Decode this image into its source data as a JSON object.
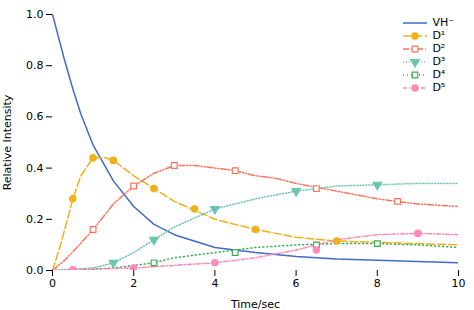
{
  "chart_data": {
    "type": "line",
    "xlabel": "Time/sec",
    "ylabel": "Relative Intensity",
    "xlim": [
      0,
      10
    ],
    "ylim": [
      0,
      1.0
    ],
    "xticks": [
      0,
      2,
      4,
      6,
      8,
      10
    ],
    "yticks": [
      {
        "value": 0.0,
        "label": "0.0"
      },
      0.2,
      0.4,
      0.6,
      0.8,
      {
        "value": 1.0,
        "label": "1.0"
      }
    ],
    "grid": false,
    "legend": "upper right",
    "series": [
      {
        "name": "VH⁻",
        "line_style": "solid",
        "x": [
          0.0,
          0.05,
          0.1,
          0.2,
          0.3,
          0.5,
          0.7,
          1.0,
          1.5,
          2.0,
          2.5,
          3.0,
          4.0,
          5.0,
          6.0,
          7.0,
          8.0,
          9.0,
          10.0
        ],
        "values": [
          1.0,
          0.97,
          0.94,
          0.88,
          0.82,
          0.71,
          0.61,
          0.49,
          0.35,
          0.25,
          0.18,
          0.14,
          0.09,
          0.07,
          0.055,
          0.045,
          0.04,
          0.035,
          0.03
        ]
      },
      {
        "name": "D¹",
        "line_style": "dashed",
        "marker": "filled-circle",
        "x": [
          0.0,
          0.2,
          0.4,
          0.5,
          0.7,
          1.0,
          1.3,
          1.5,
          2.0,
          2.5,
          3.0,
          4.0,
          5.0,
          6.0,
          7.0,
          8.0,
          9.0,
          10.0
        ],
        "values": [
          0.0,
          0.1,
          0.22,
          0.28,
          0.37,
          0.44,
          0.44,
          0.43,
          0.37,
          0.32,
          0.27,
          0.2,
          0.16,
          0.13,
          0.115,
          0.11,
          0.105,
          0.1
        ],
        "marker_x": [
          0.5,
          1.0,
          1.5,
          2.5,
          3.5,
          5.0,
          7.0
        ],
        "marker_values": [
          0.28,
          0.44,
          0.43,
          0.32,
          0.24,
          0.16,
          0.115
        ]
      },
      {
        "name": "D²",
        "line_style": "dashdotdot",
        "marker": "open-square",
        "x": [
          0.0,
          0.3,
          0.6,
          1.0,
          1.5,
          2.0,
          2.5,
          3.0,
          3.5,
          4.0,
          4.5,
          5.0,
          5.5,
          6.0,
          7.0,
          8.0,
          9.0,
          10.0
        ],
        "values": [
          0.0,
          0.04,
          0.09,
          0.16,
          0.26,
          0.33,
          0.38,
          0.41,
          0.41,
          0.4,
          0.39,
          0.37,
          0.36,
          0.34,
          0.31,
          0.28,
          0.26,
          0.25
        ],
        "marker_x": [
          1.0,
          2.0,
          3.0,
          4.5,
          6.5,
          8.5
        ],
        "marker_values": [
          0.16,
          0.33,
          0.41,
          0.39,
          0.32,
          0.27
        ]
      },
      {
        "name": "D³",
        "line_style": "dotted",
        "marker": "filled-triangle-down",
        "x": [
          0.0,
          0.5,
          1.0,
          1.5,
          2.0,
          2.5,
          3.0,
          4.0,
          5.0,
          6.0,
          7.0,
          8.0,
          9.0,
          10.0
        ],
        "values": [
          0.0,
          0.005,
          0.01,
          0.03,
          0.07,
          0.12,
          0.17,
          0.24,
          0.28,
          0.31,
          0.33,
          0.335,
          0.34,
          0.34
        ],
        "marker_x": [
          1.5,
          2.5,
          4.0,
          6.0,
          8.0
        ],
        "marker_values": [
          0.03,
          0.12,
          0.24,
          0.31,
          0.335
        ]
      },
      {
        "name": "D⁴",
        "line_style": "loosely_dotted",
        "marker": "open-square",
        "x": [
          0.0,
          0.5,
          1.0,
          1.5,
          2.0,
          2.5,
          3.0,
          4.0,
          5.0,
          6.0,
          7.0,
          8.0,
          9.0,
          10.0
        ],
        "values": [
          0.0,
          0.003,
          0.006,
          0.01,
          0.02,
          0.03,
          0.05,
          0.07,
          0.09,
          0.1,
          0.105,
          0.105,
          0.1,
          0.09
        ],
        "marker_x": [
          2.5,
          4.5,
          6.5,
          8.0
        ],
        "marker_values": [
          0.03,
          0.07,
          0.1,
          0.105
        ]
      },
      {
        "name": "D⁵",
        "line_style": "dashdot",
        "marker": "filled-circle",
        "x": [
          0.0,
          0.5,
          1.0,
          1.5,
          2.0,
          2.5,
          3.0,
          4.0,
          5.0,
          6.0,
          7.0,
          8.0,
          9.0,
          10.0
        ],
        "values": [
          0.0,
          0.003,
          0.005,
          0.008,
          0.01,
          0.015,
          0.02,
          0.03,
          0.05,
          0.08,
          0.12,
          0.14,
          0.145,
          0.14
        ],
        "marker_x": [
          0.5,
          2.0,
          4.0,
          6.5,
          9.0
        ],
        "marker_values": [
          0.003,
          0.01,
          0.03,
          0.08,
          0.145
        ]
      }
    ]
  }
}
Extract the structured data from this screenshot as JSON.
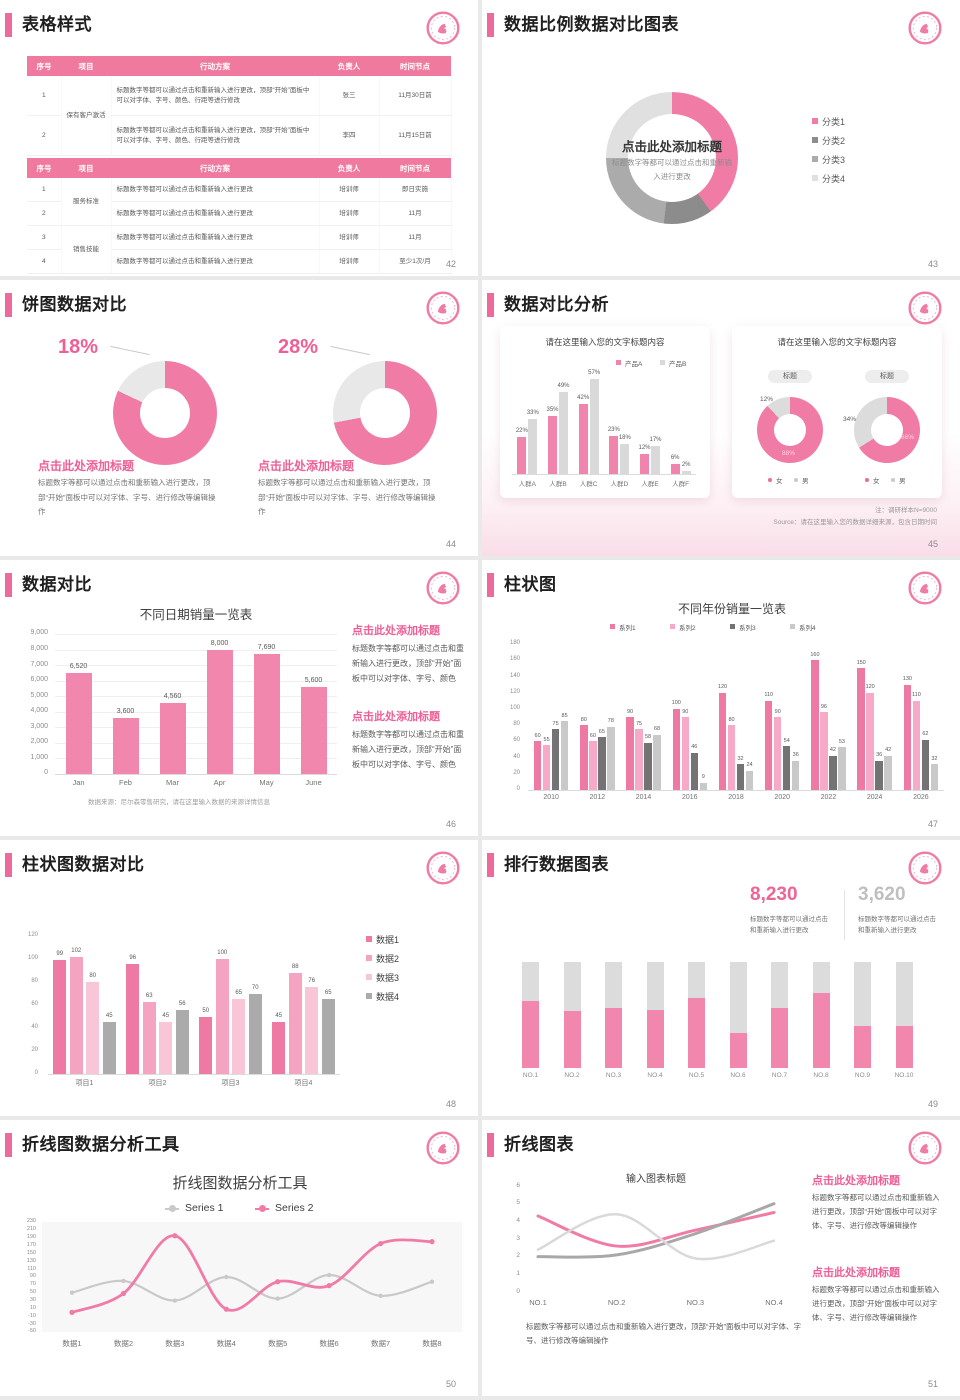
{
  "colors": {
    "pink": "#f07ca6",
    "pinkText": "#ee5f96",
    "pinkMid": "#f6a9c6",
    "pinkLight": "#f9c8da",
    "grayDark": "#8c8c8c",
    "grayMid": "#ababab",
    "grayLight": "#e0e0e0",
    "statGray": "#bfbfbf"
  },
  "slides": {
    "s42": {
      "title": "表格样式",
      "page": "42",
      "tables": [
        {
          "headers": [
            "序号",
            "项目",
            "行动方案",
            "负责人",
            "时间节点"
          ],
          "groups": [
            {
              "label": "保有客户激活",
              "rows": [
                {
                  "no": "1",
                  "action": "标题数字等都可以通过点击和重新输入进行更改，顶部“开始”面板中可以对字体、字号、颜色、行距等进行修改",
                  "owner": "张三",
                  "time": "11月30日前"
                },
                {
                  "no": "2",
                  "action": "标题数字等都可以通过点击和重新输入进行更改，顶部“开始”面板中可以对字体、字号、颜色、行距等进行修改",
                  "owner": "李四",
                  "time": "11月15日前"
                }
              ]
            }
          ]
        },
        {
          "headers": [
            "序号",
            "项目",
            "行动方案",
            "负责人",
            "时间节点"
          ],
          "groups": [
            {
              "label": "服务标准",
              "rows": [
                {
                  "no": "1",
                  "action": "标题数字等都可以通过点击和重新输入进行更改",
                  "owner": "培训师",
                  "time": "即日实施"
                },
                {
                  "no": "2",
                  "action": "标题数字等都可以通过点击和重新输入进行更改",
                  "owner": "培训师",
                  "time": "11月"
                }
              ]
            },
            {
              "label": "销售技能",
              "rows": [
                {
                  "no": "3",
                  "action": "标题数字等都可以通过点击和重新输入进行更改",
                  "owner": "培训师",
                  "time": "11月"
                },
                {
                  "no": "4",
                  "action": "标题数字等都可以通过点击和重新输入进行更改",
                  "owner": "培训师",
                  "time": "至少1次/月"
                }
              ]
            }
          ]
        }
      ]
    },
    "s43": {
      "title": "数据比例数据对比图表",
      "page": "43",
      "chart_data": {
        "type": "pie",
        "labels": [
          "分类1",
          "分类2",
          "分类3",
          "分类4"
        ],
        "values": [
          40,
          12,
          23,
          25
        ],
        "colors": [
          "#f07ca6",
          "#8c8c8c",
          "#ababab",
          "#e0e0e0"
        ]
      },
      "center_title": "点击此处添加标题",
      "center_sub": "标题数字等都可以通过点击和重新输入进行更改"
    },
    "s44": {
      "title": "饼图数据对比",
      "page": "44",
      "block_title": "点击此处添加标题",
      "block_text": "标题数字等都可以通过点击和重新输入进行更改，顶部“开始”面板中可以对字体、字号、进行修改等编辑操作",
      "items": [
        {
          "pct": "18%",
          "gray": 18
        },
        {
          "pct": "28%",
          "gray": 28
        }
      ]
    },
    "s45": {
      "title": "数据对比分析",
      "page": "45",
      "left": {
        "chart_data": {
          "type": "bar",
          "title": "请在这里输入您的文字标题内容",
          "categories": [
            "人群A",
            "人群B",
            "人群C",
            "人群D",
            "人群E",
            "人群F"
          ],
          "series": [
            {
              "name": "产品A",
              "color": "#f084ad",
              "values": [
                22,
                35,
                42,
                23,
                12,
                6
              ],
              "labels": [
                "22%",
                "35%",
                "42%",
                "23%",
                "12%",
                "6%"
              ]
            },
            {
              "name": "产品B",
              "color": "#d9d9d9",
              "values": [
                33,
                49,
                57,
                18,
                17,
                2
              ],
              "labels": [
                "33%",
                "49%",
                "57%",
                "18%",
                "17%",
                "2%"
              ]
            }
          ],
          "ylim": [
            0,
            60
          ]
        }
      },
      "right": {
        "title": "请在这里输入您的文字标题内容",
        "pill": "标题",
        "donuts": [
          {
            "pink": 88,
            "gray": 12,
            "gray_label": "12%",
            "pink_label": "88%"
          },
          {
            "pink": 66,
            "gray": 34,
            "gray_label": "34%",
            "pink_label": "66%"
          }
        ],
        "legend": [
          {
            "label": "女",
            "color": "#ee6a9c"
          },
          {
            "label": "男",
            "color": "#c9c9c9"
          }
        ]
      },
      "note1": "注：调研样本N=9000",
      "note2": "Source：请在这里输入您的数据详细来源，包含日期时间"
    },
    "s46": {
      "title": "数据对比",
      "page": "46",
      "chart_data": {
        "type": "bar",
        "title": "不同日期销量一览表",
        "categories": [
          "Jan",
          "Feb",
          "Mar",
          "Apr",
          "May",
          "June"
        ],
        "values": [
          6520,
          3600,
          4560,
          8000,
          7690,
          5600
        ],
        "labels": [
          "6,520",
          "3,600",
          "4,560",
          "8,000",
          "7,690",
          "5,600"
        ],
        "yticks": [
          "9,000",
          "8,000",
          "7,000",
          "6,000",
          "5,000",
          "4,000",
          "3,000",
          "2,000",
          "1,000",
          "0"
        ],
        "ylim": [
          0,
          9000
        ]
      },
      "source": "数据来源：尼尔森零售研究，请在这里输入数据的来源详情信息",
      "blocks": [
        {
          "title": "点击此处添加标题",
          "text": "标题数字等都可以通过点击和重新输入进行更改，顶部“开始”面板中可以对字体、字号、颜色"
        },
        {
          "title": "点击此处添加标题",
          "text": "标题数字等都可以通过点击和重新输入进行更改，顶部“开始”面板中可以对字体、字号、颜色"
        }
      ]
    },
    "s47": {
      "title": "柱状图",
      "page": "47",
      "chart_data": {
        "type": "bar",
        "title": "不同年份销量一览表",
        "categories": [
          "2010",
          "2012",
          "2014",
          "2016",
          "2018",
          "2020",
          "2022",
          "2024",
          "2026"
        ],
        "series": [
          {
            "name": "系列1",
            "color": "#ee7aa4",
            "values": [
              60,
              80,
              90,
              100,
              120,
              110,
              160,
              150,
              130
            ]
          },
          {
            "name": "系列2",
            "color": "#f6aac7",
            "values": [
              55,
              60,
              75,
              90,
              80,
              90,
              96,
              120,
              110
            ]
          },
          {
            "name": "系列3",
            "color": "#737373",
            "values": [
              75,
              65,
              58,
              46,
              32,
              54,
              42,
              36,
              62
            ]
          },
          {
            "name": "系列4",
            "color": "#c9c9c9",
            "values": [
              85,
              78,
              68,
              9,
              24,
              36,
              53,
              42,
              32
            ]
          }
        ],
        "yticks": [
          "180",
          "160",
          "140",
          "120",
          "100",
          "80",
          "60",
          "40",
          "20",
          "0"
        ],
        "ylim": [
          0,
          180
        ]
      }
    },
    "s48": {
      "title": "柱状图数据对比",
      "page": "48",
      "chart_data": {
        "type": "bar",
        "categories": [
          "项目1",
          "项目2",
          "项目3",
          "项目4"
        ],
        "series": [
          {
            "name": "数据1",
            "color": "#ee7aa4",
            "values": [
              99,
              96,
              50,
              45
            ]
          },
          {
            "name": "数据2",
            "color": "#f4a3c0",
            "values": [
              102,
              63,
              100,
              88
            ]
          },
          {
            "name": "数据3",
            "color": "#f9c6d8",
            "values": [
              80,
              45,
              65,
              76
            ]
          },
          {
            "name": "数据4",
            "color": "#ababab",
            "values": [
              45,
              56,
              70,
              65
            ]
          }
        ],
        "yticks": [
          "120",
          "100",
          "80",
          "60",
          "40",
          "20",
          "0"
        ],
        "ylim": [
          0,
          120
        ]
      }
    },
    "s49": {
      "title": "排行数据图表",
      "page": "49",
      "stats": [
        {
          "value": "8,230",
          "text": "标题数字等都可以通过点击和重新输入进行更改"
        },
        {
          "value": "3,620",
          "text": "标题数字等都可以通过点击和重新输入进行更改"
        }
      ],
      "chart_data": {
        "type": "bar",
        "stacked": true,
        "categories": [
          "NO.1",
          "NO.2",
          "NO.3",
          "NO.4",
          "NO.5",
          "NO.6",
          "NO.7",
          "NO.8",
          "NO.9",
          "NO.10"
        ],
        "pink_pct": [
          63,
          54,
          57,
          55,
          66,
          33,
          57,
          71,
          40,
          40
        ]
      }
    },
    "s50": {
      "title": "折线图数据分析工具",
      "page": "50",
      "chart_data": {
        "type": "line",
        "title": "折线图数据分析工具",
        "categories": [
          "数据1",
          "数据2",
          "数据3",
          "数据4",
          "数据5",
          "数据6",
          "数据7",
          "数据8"
        ],
        "series": [
          {
            "name": "Series 1",
            "color": "#c9c9c9",
            "values": [
              50,
              80,
              30,
              90,
              35,
              95,
              42,
              78
            ]
          },
          {
            "name": "Series 2",
            "color": "#f07ba7",
            "values": [
              0,
              48,
              195,
              8,
              78,
              68,
              175,
              180
            ]
          }
        ],
        "yticks": [
          "230",
          "210",
          "190",
          "170",
          "150",
          "130",
          "110",
          "90",
          "70",
          "50",
          "30",
          "10",
          "-10",
          "-30",
          "-50"
        ],
        "ylim": [
          -50,
          230
        ]
      }
    },
    "s51": {
      "title": "折线图表",
      "page": "51",
      "chart_data": {
        "type": "line",
        "title": "输入图表标题",
        "categories": [
          "NO.1",
          "NO.2",
          "NO.3",
          "NO.4"
        ],
        "series": [
          {
            "name": "pink",
            "color": "#f07ca6",
            "values": [
              4.3,
              2.6,
              3.5,
              4.5
            ]
          },
          {
            "name": "gray-dark",
            "color": "#a8a8a8",
            "values": [
              2,
              2.1,
              3.3,
              5
            ]
          },
          {
            "name": "gray-light",
            "color": "#d9d9d9",
            "values": [
              2.4,
              4.4,
              1.9,
              2.9
            ]
          }
        ],
        "yticks": [
          "6",
          "5",
          "4",
          "3",
          "2",
          "1",
          "0"
        ],
        "ylim": [
          0,
          6
        ]
      },
      "caption": "标题数字等都可以通过点击和重新输入进行更改，顶部“开始”面板中可以对字体、字号、进行修改等编辑操作",
      "blocks": [
        {
          "title": "点击此处添加标题",
          "text": "标题数字等都可以通过点击和重新输入进行更改，顶部“开始”面板中可以对字体、字号、进行修改等编辑操作"
        },
        {
          "title": "点击此处添加标题",
          "text": "标题数字等都可以通过点击和重新输入进行更改，顶部“开始”面板中可以对字体、字号、进行修改等编辑操作"
        }
      ]
    }
  }
}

## What is asked
Review the material and copy each line in which the word "page" appears.

## Solution for this task
      "page": "42",
      "page": "43",
      "page": "44",
      "page": "45",
      "page": "46",
      "page": "47",
      "page": "48",
      "page": "49",
      "page": "50",
      "page": "51",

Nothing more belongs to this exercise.